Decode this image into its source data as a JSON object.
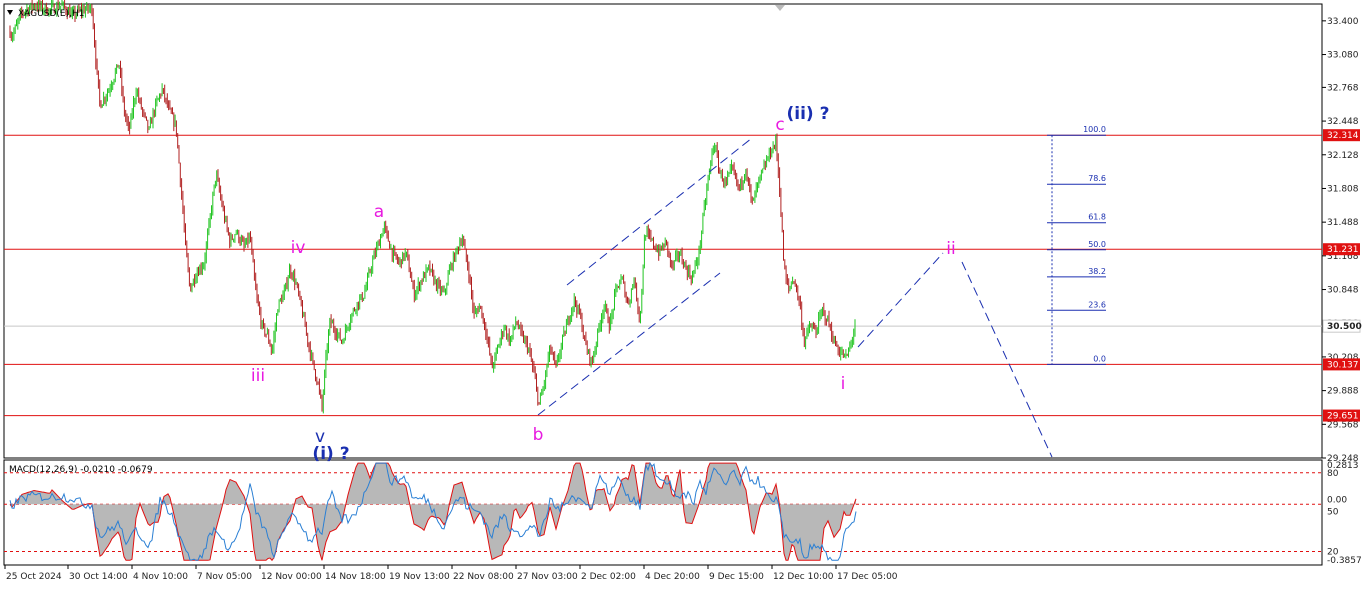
{
  "header": {
    "symbol": "XAGUSD(E),H1"
  },
  "colors": {
    "bull": "#22c422",
    "bear": "#b02020",
    "level": "#e01010",
    "magenta": "#e81ae0",
    "navy": "#1a2fb0",
    "macd_signal": "#e01010",
    "macd_main": "#2a7fd4",
    "hist": "#b8b8b8"
  },
  "price_axis": {
    "ticks": [
      "33.400",
      "33.080",
      "32.768",
      "32.448",
      "32.128",
      "31.808",
      "31.488",
      "31.168",
      "30.848",
      "30.528",
      "30.208",
      "29.888",
      "29.568",
      "29.248"
    ],
    "tick_values": [
      33.4,
      33.08,
      32.768,
      32.448,
      32.128,
      31.808,
      31.488,
      31.168,
      30.848,
      30.528,
      30.208,
      29.888,
      29.568,
      29.248
    ],
    "levels": [
      {
        "value": 32.314,
        "label": "32.314"
      },
      {
        "value": 31.231,
        "label": "31.231"
      },
      {
        "value": 30.137,
        "label": "30.137"
      },
      {
        "value": 29.651,
        "label": "29.651"
      }
    ],
    "current": {
      "value": 30.5,
      "label": "30.500"
    }
  },
  "time_axis": [
    "25 Oct 2024",
    "30 Oct 14:00",
    "4 Nov 10:00",
    "7 Nov 05:00",
    "12 Nov 00:00",
    "14 Nov 18:00",
    "19 Nov 13:00",
    "22 Nov 08:00",
    "27 Nov 03:00",
    "2 Dec 02:00",
    "4 Dec 20:00",
    "9 Dec 15:00",
    "12 Dec 10:00",
    "17 Dec 05:00"
  ],
  "macd": {
    "label": "MACD(12,26,9) -0.0210 -0.0679",
    "axis": [
      "0.2813",
      "80",
      "0.00",
      "50",
      "20",
      "-0.3857"
    ]
  },
  "fib_levels": [
    {
      "label": "100.0"
    },
    {
      "label": "78.6"
    },
    {
      "label": "61.8"
    },
    {
      "label": "50.0"
    },
    {
      "label": "38.2"
    },
    {
      "label": "23.6"
    },
    {
      "label": "0.0"
    }
  ],
  "waves": [
    {
      "text": "iii"
    },
    {
      "text": "iv"
    },
    {
      "text": "v"
    },
    {
      "text": "(i) ?"
    },
    {
      "text": "a"
    },
    {
      "text": "b"
    },
    {
      "text": "c"
    },
    {
      "text": "(ii) ?"
    },
    {
      "text": "i"
    },
    {
      "text": "ii"
    }
  ],
  "chart_data": {
    "type": "candlestick",
    "symbol": "XAGUSD(E),H1",
    "ylim": [
      29.248,
      33.56
    ],
    "path_points": [
      [
        0,
        33.45
      ],
      [
        8,
        33.25
      ],
      [
        18,
        33.48
      ],
      [
        30,
        33.55
      ],
      [
        45,
        33.5
      ],
      [
        58,
        33.55
      ],
      [
        68,
        33.45
      ],
      [
        78,
        33.5
      ],
      [
        88,
        33.52
      ],
      [
        92,
        33.0
      ],
      [
        96,
        32.6
      ],
      [
        105,
        32.75
      ],
      [
        115,
        33.0
      ],
      [
        120,
        32.55
      ],
      [
        125,
        32.35
      ],
      [
        132,
        32.75
      ],
      [
        138,
        32.55
      ],
      [
        145,
        32.35
      ],
      [
        150,
        32.55
      ],
      [
        158,
        32.75
      ],
      [
        165,
        32.55
      ],
      [
        172,
        32.4
      ],
      [
        178,
        31.7
      ],
      [
        182,
        31.2
      ],
      [
        186,
        30.85
      ],
      [
        192,
        31.0
      ],
      [
        200,
        31.1
      ],
      [
        205,
        31.45
      ],
      [
        212,
        31.95
      ],
      [
        220,
        31.55
      ],
      [
        226,
        31.3
      ],
      [
        232,
        31.4
      ],
      [
        240,
        31.25
      ],
      [
        246,
        31.35
      ],
      [
        252,
        30.8
      ],
      [
        258,
        30.5
      ],
      [
        264,
        30.4
      ],
      [
        268,
        30.25
      ],
      [
        274,
        30.7
      ],
      [
        280,
        30.8
      ],
      [
        286,
        31.05
      ],
      [
        292,
        30.9
      ],
      [
        298,
        30.65
      ],
      [
        304,
        30.35
      ],
      [
        310,
        30.1
      ],
      [
        314,
        29.95
      ],
      [
        318,
        29.72
      ],
      [
        322,
        30.2
      ],
      [
        326,
        30.55
      ],
      [
        332,
        30.45
      ],
      [
        338,
        30.35
      ],
      [
        345,
        30.55
      ],
      [
        352,
        30.7
      ],
      [
        360,
        30.8
      ],
      [
        368,
        31.1
      ],
      [
        375,
        31.3
      ],
      [
        380,
        31.45
      ],
      [
        388,
        31.2
      ],
      [
        395,
        31.1
      ],
      [
        402,
        31.2
      ],
      [
        410,
        30.8
      ],
      [
        418,
        30.95
      ],
      [
        425,
        31.05
      ],
      [
        432,
        30.9
      ],
      [
        440,
        30.8
      ],
      [
        446,
        31.05
      ],
      [
        452,
        31.2
      ],
      [
        458,
        31.35
      ],
      [
        465,
        31.0
      ],
      [
        470,
        30.6
      ],
      [
        476,
        30.7
      ],
      [
        482,
        30.45
      ],
      [
        488,
        30.1
      ],
      [
        494,
        30.3
      ],
      [
        500,
        30.5
      ],
      [
        506,
        30.35
      ],
      [
        512,
        30.55
      ],
      [
        518,
        30.4
      ],
      [
        524,
        30.3
      ],
      [
        530,
        30.05
      ],
      [
        535,
        29.75
      ],
      [
        540,
        29.95
      ],
      [
        546,
        30.3
      ],
      [
        552,
        30.1
      ],
      [
        558,
        30.35
      ],
      [
        564,
        30.55
      ],
      [
        570,
        30.75
      ],
      [
        576,
        30.6
      ],
      [
        582,
        30.3
      ],
      [
        588,
        30.15
      ],
      [
        594,
        30.45
      ],
      [
        600,
        30.7
      ],
      [
        606,
        30.5
      ],
      [
        612,
        30.85
      ],
      [
        618,
        30.95
      ],
      [
        624,
        30.7
      ],
      [
        630,
        30.95
      ],
      [
        636,
        30.55
      ],
      [
        641,
        31.4
      ],
      [
        648,
        31.3
      ],
      [
        655,
        31.2
      ],
      [
        662,
        31.3
      ],
      [
        668,
        31.05
      ],
      [
        675,
        31.2
      ],
      [
        682,
        31.05
      ],
      [
        688,
        30.95
      ],
      [
        695,
        31.2
      ],
      [
        700,
        31.6
      ],
      [
        705,
        31.95
      ],
      [
        710,
        32.25
      ],
      [
        716,
        31.95
      ],
      [
        722,
        31.85
      ],
      [
        728,
        32.0
      ],
      [
        735,
        31.8
      ],
      [
        742,
        32.0
      ],
      [
        748,
        31.65
      ],
      [
        754,
        31.85
      ],
      [
        760,
        32.0
      ],
      [
        766,
        32.15
      ],
      [
        772,
        32.25
      ],
      [
        776,
        31.75
      ],
      [
        780,
        31.05
      ],
      [
        784,
        30.85
      ],
      [
        790,
        30.95
      ],
      [
        796,
        30.7
      ],
      [
        800,
        30.35
      ],
      [
        806,
        30.5
      ],
      [
        812,
        30.45
      ],
      [
        818,
        30.65
      ],
      [
        824,
        30.55
      ],
      [
        830,
        30.35
      ],
      [
        836,
        30.25
      ],
      [
        842,
        30.2
      ],
      [
        846,
        30.3
      ],
      [
        852,
        30.55
      ]
    ],
    "fib_retracement": {
      "high": 32.314,
      "low": 30.137,
      "levels": [
        100.0,
        78.6,
        61.8,
        50.0,
        38.2,
        23.6,
        0.0
      ]
    },
    "macd": {
      "fast": 12,
      "slow": 26,
      "signal": 9,
      "main": -0.021,
      "signal_value": -0.0679,
      "ylim": [
        -0.3857,
        0.2813
      ]
    }
  }
}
------------------------
GOAL OF THE EXERCISE:
Give solely the number of lines in the data that contain the string "text".

ANSWER TO THE TASK:
10